### What is needed
Find each line containing the string "xlabel" and return it.

### Raw data
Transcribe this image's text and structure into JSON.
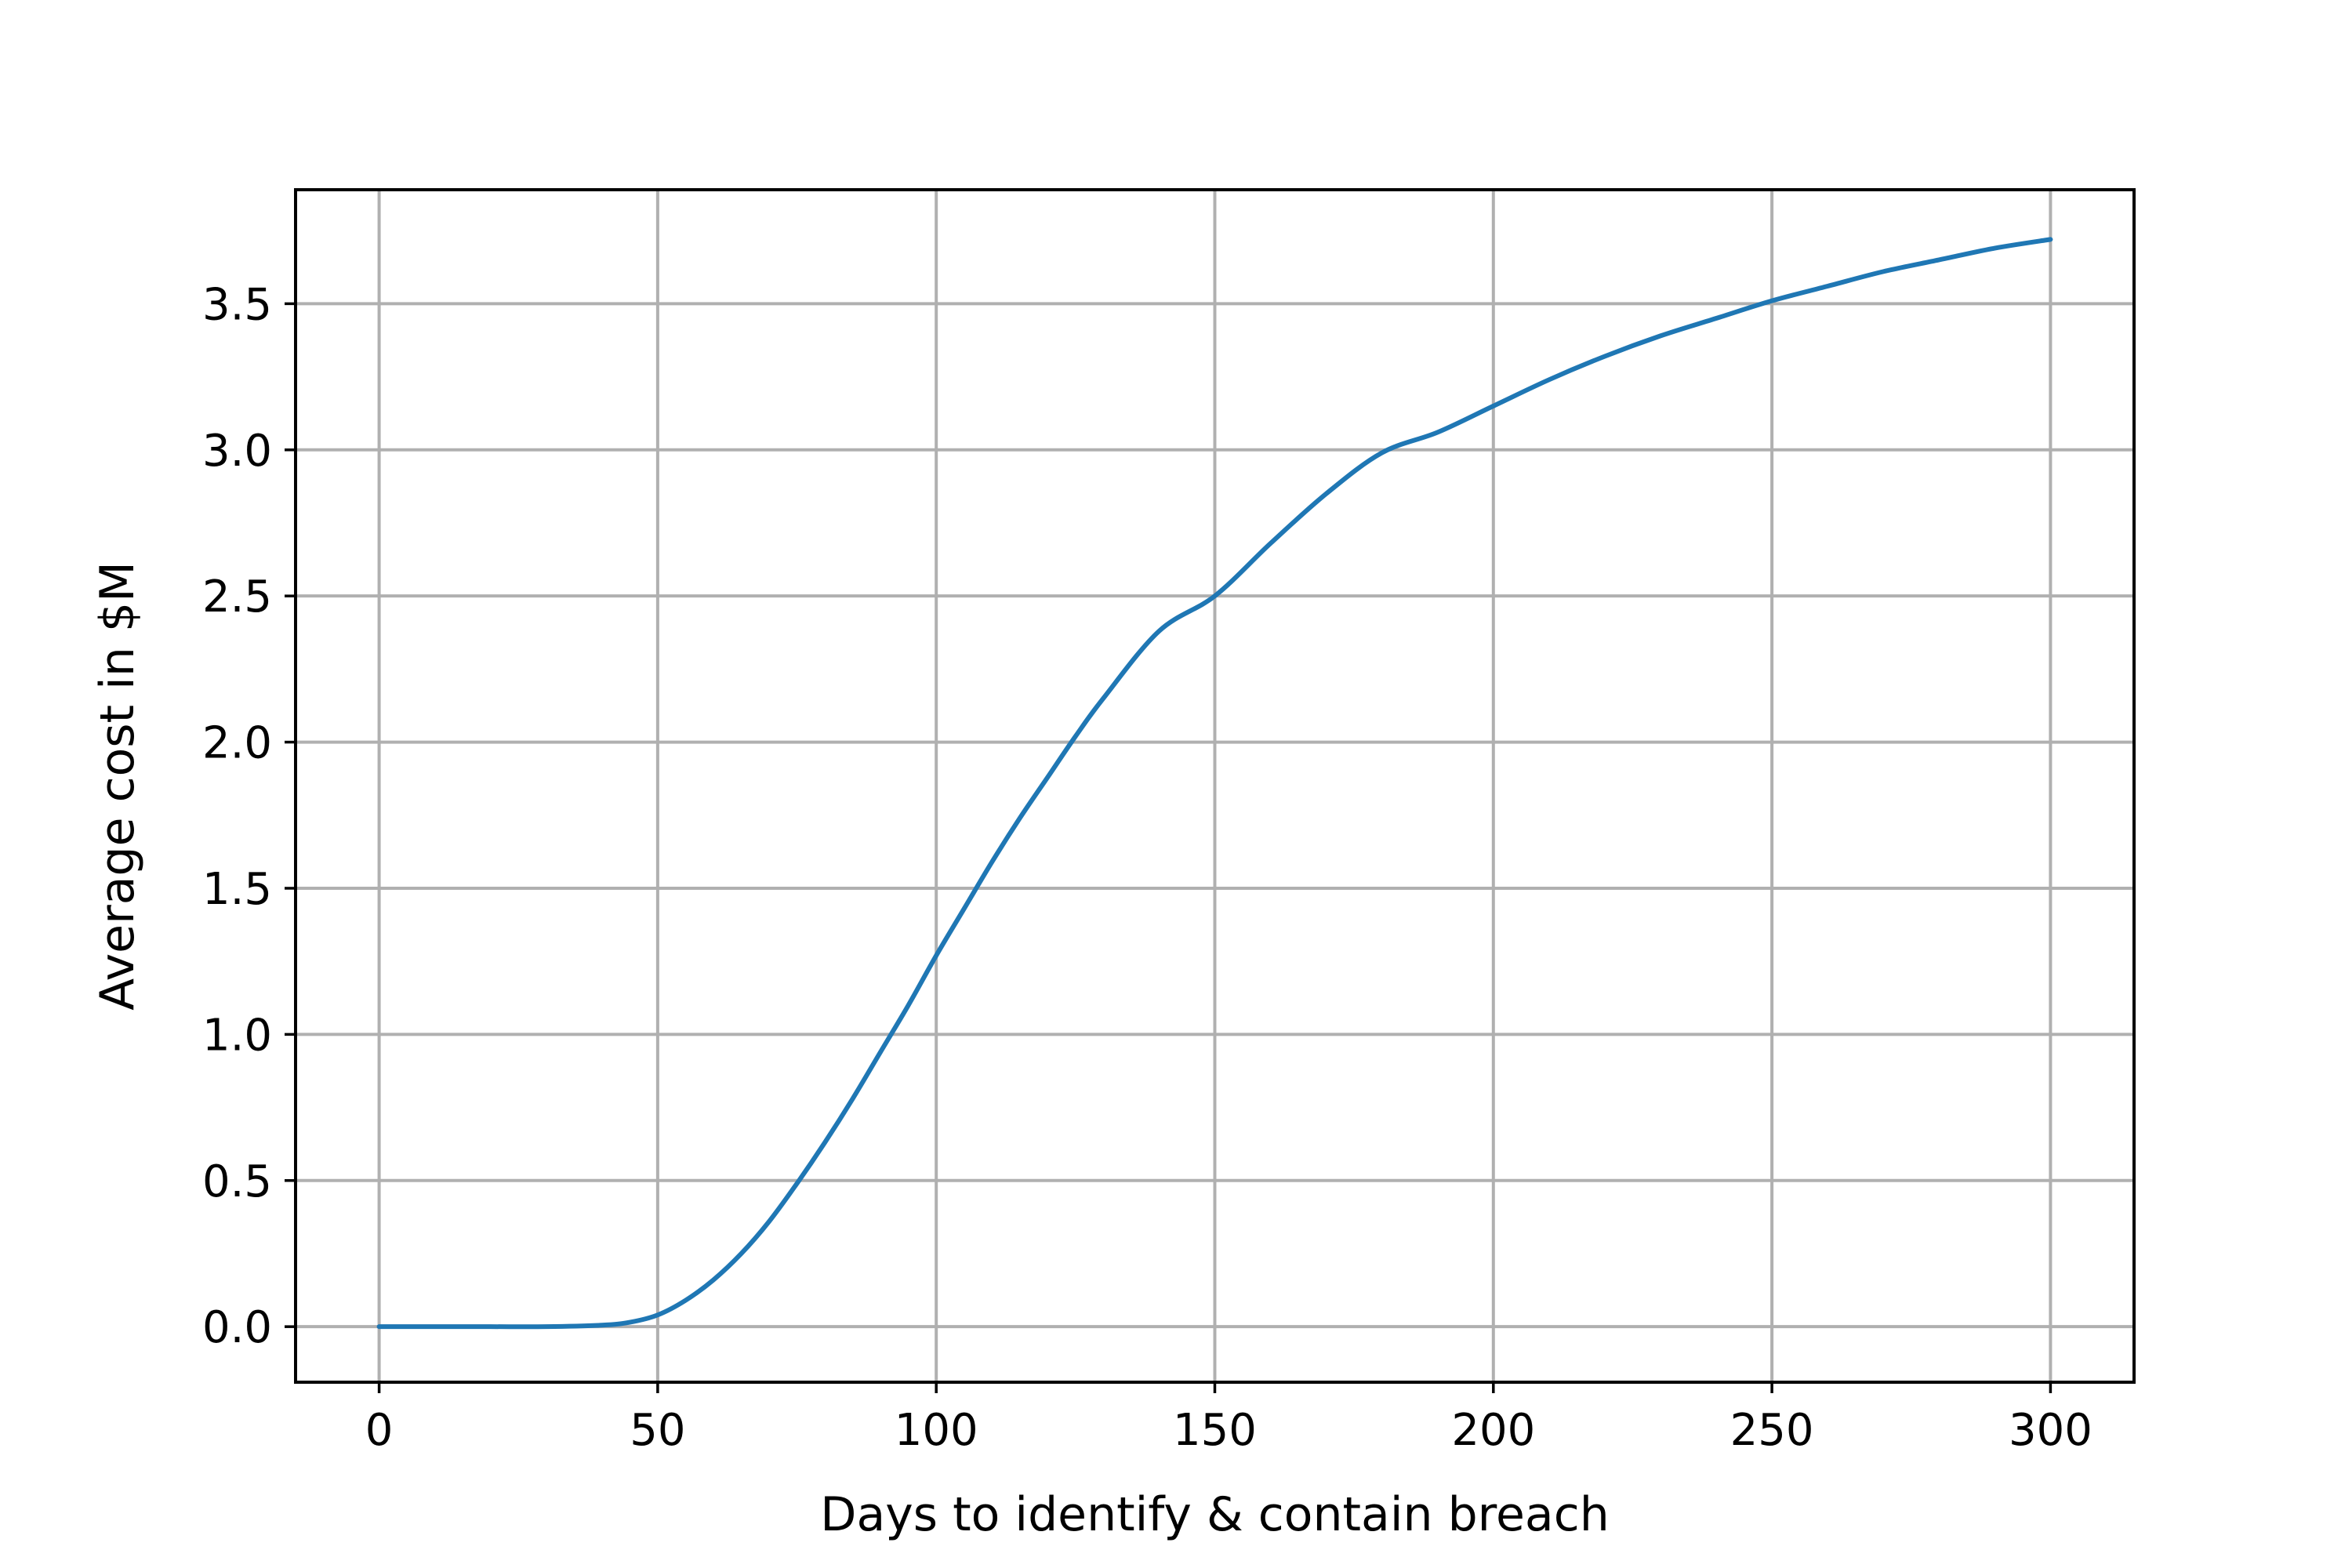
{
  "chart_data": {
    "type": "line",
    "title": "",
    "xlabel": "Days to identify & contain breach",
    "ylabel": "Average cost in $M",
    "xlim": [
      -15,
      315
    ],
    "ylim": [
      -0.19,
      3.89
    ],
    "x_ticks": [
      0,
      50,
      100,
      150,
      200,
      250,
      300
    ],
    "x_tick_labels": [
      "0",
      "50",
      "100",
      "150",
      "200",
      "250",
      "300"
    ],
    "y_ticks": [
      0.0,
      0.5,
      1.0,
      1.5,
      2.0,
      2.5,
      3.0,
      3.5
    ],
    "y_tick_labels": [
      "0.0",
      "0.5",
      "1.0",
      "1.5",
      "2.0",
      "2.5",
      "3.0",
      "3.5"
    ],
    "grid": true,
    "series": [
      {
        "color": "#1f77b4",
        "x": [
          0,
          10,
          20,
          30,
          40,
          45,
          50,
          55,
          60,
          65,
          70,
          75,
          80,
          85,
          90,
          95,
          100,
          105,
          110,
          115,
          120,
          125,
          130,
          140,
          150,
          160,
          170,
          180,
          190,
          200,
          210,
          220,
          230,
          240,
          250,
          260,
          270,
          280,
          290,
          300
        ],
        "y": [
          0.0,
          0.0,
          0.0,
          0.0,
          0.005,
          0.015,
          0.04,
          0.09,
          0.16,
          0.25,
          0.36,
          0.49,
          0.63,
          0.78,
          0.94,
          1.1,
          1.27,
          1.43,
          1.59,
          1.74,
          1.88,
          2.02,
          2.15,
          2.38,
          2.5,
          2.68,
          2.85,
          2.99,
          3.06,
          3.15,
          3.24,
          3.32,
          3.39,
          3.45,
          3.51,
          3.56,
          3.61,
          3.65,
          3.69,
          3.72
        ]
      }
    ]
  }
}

* * *

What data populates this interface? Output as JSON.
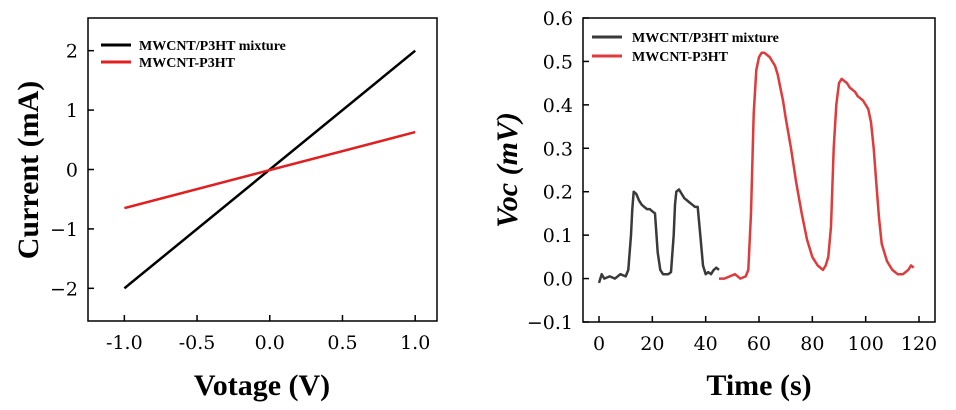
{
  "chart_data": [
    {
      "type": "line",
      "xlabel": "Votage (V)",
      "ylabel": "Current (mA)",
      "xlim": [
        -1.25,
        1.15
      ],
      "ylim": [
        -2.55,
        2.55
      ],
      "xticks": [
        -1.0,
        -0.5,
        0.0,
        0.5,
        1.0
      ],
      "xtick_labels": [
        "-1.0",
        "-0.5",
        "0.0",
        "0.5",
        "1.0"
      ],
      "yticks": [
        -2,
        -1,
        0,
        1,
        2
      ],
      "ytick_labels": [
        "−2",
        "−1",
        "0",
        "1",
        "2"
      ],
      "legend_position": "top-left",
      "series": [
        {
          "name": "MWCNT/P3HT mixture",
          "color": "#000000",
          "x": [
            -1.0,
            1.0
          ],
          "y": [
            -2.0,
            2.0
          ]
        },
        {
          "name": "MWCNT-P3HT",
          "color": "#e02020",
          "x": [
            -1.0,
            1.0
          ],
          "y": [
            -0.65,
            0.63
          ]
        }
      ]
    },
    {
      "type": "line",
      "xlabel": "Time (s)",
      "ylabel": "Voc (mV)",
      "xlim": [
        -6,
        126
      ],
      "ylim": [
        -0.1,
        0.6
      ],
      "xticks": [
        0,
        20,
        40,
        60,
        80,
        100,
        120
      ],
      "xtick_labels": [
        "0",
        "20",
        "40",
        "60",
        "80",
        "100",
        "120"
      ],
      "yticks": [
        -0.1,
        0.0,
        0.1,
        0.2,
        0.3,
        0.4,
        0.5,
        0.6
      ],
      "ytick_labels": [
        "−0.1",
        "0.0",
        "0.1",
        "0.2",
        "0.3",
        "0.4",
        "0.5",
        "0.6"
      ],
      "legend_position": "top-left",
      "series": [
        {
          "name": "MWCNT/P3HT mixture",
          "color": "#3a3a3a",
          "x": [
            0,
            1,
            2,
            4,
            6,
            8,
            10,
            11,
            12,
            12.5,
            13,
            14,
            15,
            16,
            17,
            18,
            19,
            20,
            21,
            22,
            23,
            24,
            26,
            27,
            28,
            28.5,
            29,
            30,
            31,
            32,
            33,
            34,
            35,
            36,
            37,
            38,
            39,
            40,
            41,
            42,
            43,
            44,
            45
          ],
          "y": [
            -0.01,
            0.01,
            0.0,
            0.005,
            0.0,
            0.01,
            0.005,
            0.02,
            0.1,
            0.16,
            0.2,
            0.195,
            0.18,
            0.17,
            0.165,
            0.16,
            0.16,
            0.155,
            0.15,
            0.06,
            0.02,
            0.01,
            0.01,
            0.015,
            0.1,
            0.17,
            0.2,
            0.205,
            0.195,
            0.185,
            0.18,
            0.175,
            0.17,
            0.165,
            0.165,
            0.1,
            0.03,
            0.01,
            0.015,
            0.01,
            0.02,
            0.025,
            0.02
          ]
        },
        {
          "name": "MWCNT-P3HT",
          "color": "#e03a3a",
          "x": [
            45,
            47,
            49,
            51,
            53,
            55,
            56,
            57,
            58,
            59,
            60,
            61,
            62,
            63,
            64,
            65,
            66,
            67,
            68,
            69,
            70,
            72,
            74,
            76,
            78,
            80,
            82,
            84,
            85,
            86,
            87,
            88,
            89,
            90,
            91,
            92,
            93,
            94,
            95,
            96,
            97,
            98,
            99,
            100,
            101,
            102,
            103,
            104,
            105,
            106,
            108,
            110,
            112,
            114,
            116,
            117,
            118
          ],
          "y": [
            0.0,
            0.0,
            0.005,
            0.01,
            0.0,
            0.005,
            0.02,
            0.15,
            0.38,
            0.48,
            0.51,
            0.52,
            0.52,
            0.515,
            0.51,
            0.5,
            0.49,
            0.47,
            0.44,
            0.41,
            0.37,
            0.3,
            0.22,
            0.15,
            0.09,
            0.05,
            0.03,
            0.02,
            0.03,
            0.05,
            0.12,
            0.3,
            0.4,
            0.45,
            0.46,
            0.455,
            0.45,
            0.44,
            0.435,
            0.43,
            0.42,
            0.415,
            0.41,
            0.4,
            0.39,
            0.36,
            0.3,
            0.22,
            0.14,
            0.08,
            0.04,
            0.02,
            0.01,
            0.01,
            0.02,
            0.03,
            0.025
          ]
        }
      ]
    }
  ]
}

### Response
    "xlabel": "Days to identify & contain breach",
      "xlabel": "Votage (V)",
      "xlabel": "Time (s)",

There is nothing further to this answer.